*Problem to solve*
Copy each line below that includes "Travel".

** Start **

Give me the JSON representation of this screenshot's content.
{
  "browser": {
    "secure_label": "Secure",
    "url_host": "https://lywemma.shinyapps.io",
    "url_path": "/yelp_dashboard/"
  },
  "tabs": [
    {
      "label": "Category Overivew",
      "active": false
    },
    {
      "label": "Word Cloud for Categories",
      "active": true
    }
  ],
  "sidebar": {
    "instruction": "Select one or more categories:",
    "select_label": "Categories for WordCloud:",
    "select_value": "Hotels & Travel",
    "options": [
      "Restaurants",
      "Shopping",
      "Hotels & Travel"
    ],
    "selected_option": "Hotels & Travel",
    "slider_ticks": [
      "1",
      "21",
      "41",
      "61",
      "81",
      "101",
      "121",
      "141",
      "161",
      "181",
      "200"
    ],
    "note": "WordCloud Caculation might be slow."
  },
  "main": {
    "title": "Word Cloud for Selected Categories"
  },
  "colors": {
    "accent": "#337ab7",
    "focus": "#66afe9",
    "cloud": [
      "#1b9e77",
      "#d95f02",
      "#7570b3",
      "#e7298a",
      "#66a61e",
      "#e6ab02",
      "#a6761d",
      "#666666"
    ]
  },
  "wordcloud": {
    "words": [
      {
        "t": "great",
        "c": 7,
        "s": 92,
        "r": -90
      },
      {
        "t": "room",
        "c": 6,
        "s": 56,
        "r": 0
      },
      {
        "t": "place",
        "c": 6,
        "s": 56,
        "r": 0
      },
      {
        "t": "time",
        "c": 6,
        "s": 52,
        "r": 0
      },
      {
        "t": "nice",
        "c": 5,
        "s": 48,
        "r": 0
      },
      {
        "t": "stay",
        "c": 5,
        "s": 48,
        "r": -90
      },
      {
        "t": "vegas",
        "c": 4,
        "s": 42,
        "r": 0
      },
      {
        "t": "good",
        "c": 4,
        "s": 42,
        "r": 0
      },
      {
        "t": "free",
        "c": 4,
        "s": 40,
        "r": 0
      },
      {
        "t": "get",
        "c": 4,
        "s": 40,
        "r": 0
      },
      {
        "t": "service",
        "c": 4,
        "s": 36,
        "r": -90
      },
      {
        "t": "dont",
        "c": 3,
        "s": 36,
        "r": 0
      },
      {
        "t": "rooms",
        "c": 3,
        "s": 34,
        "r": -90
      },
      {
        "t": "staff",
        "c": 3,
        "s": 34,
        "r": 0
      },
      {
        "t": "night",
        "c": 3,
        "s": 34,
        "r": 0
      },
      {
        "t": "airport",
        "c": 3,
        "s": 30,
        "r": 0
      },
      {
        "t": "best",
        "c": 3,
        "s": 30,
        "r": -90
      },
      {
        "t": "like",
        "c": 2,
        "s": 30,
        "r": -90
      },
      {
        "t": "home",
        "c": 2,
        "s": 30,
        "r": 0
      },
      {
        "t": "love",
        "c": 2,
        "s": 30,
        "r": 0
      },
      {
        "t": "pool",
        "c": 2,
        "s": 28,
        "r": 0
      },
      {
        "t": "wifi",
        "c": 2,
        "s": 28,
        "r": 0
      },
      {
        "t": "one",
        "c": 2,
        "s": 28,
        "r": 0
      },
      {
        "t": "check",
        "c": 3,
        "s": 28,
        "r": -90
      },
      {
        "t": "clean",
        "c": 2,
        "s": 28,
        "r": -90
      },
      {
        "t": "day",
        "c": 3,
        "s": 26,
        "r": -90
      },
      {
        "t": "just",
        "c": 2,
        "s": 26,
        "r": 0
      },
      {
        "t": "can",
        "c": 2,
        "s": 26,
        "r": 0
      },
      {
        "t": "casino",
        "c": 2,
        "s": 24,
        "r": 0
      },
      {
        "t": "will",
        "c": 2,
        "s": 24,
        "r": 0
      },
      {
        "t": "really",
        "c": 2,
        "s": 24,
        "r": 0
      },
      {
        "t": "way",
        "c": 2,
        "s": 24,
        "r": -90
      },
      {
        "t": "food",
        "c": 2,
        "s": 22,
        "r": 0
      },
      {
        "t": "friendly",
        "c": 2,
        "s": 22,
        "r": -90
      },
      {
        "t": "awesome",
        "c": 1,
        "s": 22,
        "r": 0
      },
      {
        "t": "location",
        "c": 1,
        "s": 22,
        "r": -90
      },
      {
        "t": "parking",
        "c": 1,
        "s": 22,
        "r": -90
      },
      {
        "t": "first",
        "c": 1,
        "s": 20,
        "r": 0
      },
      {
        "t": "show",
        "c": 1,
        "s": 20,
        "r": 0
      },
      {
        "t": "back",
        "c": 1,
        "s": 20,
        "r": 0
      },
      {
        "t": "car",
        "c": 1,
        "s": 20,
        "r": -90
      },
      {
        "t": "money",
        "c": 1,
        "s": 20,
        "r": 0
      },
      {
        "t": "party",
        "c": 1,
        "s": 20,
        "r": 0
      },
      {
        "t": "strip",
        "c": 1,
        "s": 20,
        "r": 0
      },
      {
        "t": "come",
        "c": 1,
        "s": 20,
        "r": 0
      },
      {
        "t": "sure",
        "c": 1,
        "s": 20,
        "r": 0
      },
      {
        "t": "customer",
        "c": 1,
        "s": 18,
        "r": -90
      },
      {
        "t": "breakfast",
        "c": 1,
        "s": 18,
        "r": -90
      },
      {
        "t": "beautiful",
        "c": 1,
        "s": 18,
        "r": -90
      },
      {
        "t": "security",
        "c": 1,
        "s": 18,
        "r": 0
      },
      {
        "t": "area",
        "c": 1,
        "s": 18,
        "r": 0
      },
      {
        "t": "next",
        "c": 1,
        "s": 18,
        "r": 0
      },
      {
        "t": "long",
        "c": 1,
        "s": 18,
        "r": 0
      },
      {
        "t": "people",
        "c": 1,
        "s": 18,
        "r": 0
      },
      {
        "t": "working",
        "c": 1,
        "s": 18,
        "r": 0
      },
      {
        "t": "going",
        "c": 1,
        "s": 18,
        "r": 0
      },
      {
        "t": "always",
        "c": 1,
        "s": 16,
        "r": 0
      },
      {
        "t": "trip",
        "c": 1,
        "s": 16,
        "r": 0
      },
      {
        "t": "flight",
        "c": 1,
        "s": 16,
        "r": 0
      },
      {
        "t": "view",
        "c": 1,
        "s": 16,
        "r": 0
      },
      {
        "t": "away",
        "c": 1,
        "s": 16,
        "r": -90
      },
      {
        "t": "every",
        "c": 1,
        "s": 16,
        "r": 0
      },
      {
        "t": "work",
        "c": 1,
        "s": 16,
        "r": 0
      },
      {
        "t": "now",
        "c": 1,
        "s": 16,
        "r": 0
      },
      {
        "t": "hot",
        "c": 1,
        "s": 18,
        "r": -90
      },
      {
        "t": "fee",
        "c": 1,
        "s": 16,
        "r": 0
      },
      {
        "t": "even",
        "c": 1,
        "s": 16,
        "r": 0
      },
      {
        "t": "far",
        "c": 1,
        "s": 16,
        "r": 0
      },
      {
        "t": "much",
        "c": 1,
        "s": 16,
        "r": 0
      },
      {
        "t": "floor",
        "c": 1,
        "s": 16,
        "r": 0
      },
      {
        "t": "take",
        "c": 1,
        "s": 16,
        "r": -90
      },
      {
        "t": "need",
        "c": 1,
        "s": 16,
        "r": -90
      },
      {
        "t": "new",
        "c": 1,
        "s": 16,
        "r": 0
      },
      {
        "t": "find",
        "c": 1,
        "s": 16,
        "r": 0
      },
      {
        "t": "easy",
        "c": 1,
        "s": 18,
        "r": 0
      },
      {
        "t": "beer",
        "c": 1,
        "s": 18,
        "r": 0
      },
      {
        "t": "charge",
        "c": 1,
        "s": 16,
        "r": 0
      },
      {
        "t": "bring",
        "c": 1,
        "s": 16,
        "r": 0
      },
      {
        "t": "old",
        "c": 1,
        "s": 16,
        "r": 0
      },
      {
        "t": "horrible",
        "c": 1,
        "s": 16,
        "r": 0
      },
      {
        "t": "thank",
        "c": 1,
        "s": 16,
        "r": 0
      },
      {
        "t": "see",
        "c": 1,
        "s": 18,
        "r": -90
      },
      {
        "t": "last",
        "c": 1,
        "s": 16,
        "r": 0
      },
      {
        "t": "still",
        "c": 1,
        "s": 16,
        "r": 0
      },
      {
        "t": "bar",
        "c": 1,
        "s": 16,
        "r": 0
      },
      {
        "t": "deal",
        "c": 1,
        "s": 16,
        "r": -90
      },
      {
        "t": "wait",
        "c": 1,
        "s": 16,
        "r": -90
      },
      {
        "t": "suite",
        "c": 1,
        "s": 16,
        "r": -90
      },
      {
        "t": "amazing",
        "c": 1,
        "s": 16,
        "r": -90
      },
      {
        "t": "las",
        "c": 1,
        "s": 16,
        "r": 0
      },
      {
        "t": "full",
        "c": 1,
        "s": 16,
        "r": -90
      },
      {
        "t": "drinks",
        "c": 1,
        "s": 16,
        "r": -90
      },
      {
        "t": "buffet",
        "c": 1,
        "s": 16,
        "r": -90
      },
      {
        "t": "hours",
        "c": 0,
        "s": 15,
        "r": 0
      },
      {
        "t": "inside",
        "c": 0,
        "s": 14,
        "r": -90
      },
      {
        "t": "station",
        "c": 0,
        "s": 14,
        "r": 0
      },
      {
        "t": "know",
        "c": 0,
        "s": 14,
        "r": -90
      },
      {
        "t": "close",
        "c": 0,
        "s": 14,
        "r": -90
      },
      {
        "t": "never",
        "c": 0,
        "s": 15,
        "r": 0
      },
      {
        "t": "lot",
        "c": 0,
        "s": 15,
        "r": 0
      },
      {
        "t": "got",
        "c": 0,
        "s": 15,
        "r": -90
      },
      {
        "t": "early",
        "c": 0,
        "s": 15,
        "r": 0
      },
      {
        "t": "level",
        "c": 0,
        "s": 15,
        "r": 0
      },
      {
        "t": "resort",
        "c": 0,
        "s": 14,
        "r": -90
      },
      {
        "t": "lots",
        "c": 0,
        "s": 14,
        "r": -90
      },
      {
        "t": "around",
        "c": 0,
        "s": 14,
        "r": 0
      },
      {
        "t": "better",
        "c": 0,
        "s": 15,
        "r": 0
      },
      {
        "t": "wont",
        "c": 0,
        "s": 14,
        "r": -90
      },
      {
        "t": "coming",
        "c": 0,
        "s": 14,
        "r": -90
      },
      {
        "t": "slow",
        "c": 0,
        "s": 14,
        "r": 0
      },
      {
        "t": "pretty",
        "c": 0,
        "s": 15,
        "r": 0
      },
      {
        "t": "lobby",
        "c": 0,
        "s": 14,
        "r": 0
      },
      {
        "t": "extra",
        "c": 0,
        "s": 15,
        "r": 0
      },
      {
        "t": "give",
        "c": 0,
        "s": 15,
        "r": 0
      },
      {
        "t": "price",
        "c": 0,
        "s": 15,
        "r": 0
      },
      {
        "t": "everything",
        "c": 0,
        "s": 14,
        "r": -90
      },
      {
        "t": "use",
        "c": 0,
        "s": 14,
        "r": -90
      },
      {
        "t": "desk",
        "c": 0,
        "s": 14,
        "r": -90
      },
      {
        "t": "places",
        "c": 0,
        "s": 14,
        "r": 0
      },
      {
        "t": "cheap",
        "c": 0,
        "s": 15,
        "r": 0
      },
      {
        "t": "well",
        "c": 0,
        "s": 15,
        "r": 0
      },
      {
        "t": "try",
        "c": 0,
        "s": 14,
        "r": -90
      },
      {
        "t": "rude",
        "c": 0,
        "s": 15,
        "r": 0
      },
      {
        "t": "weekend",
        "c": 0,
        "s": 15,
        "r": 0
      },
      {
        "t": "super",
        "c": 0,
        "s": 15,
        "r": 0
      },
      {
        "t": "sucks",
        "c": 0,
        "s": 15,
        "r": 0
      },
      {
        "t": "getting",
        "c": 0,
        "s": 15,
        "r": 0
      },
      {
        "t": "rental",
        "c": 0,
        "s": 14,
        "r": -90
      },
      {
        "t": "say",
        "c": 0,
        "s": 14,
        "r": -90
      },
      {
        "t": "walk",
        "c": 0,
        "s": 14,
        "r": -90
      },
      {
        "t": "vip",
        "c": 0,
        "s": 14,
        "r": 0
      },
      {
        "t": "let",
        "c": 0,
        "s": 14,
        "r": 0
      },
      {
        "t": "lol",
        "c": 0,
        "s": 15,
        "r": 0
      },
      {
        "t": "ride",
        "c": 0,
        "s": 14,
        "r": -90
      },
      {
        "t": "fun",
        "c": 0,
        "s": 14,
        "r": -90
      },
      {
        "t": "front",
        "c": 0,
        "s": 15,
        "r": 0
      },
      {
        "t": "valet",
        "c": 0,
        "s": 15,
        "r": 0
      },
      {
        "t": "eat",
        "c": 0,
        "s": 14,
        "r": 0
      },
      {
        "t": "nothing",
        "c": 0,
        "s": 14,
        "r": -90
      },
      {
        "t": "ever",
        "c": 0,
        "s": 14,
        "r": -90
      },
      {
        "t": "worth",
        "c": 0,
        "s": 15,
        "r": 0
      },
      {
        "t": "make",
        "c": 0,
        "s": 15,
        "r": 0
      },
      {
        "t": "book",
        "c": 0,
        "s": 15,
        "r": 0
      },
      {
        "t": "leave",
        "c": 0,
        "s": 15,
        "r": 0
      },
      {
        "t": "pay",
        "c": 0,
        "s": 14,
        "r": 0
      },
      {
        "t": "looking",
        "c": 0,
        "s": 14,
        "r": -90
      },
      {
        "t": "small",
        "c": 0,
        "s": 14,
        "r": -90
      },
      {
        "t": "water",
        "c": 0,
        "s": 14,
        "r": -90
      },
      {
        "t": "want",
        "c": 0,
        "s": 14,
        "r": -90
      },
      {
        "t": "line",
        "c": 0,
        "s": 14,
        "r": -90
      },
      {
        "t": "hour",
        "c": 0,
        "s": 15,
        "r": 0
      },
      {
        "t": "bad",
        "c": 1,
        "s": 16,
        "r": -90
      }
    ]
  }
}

** End **

*Solution to this exercise*
    "select_value": "Hotels & Travel",
      "Hotels & Travel"
    "selected_option": "Hotels & Travel",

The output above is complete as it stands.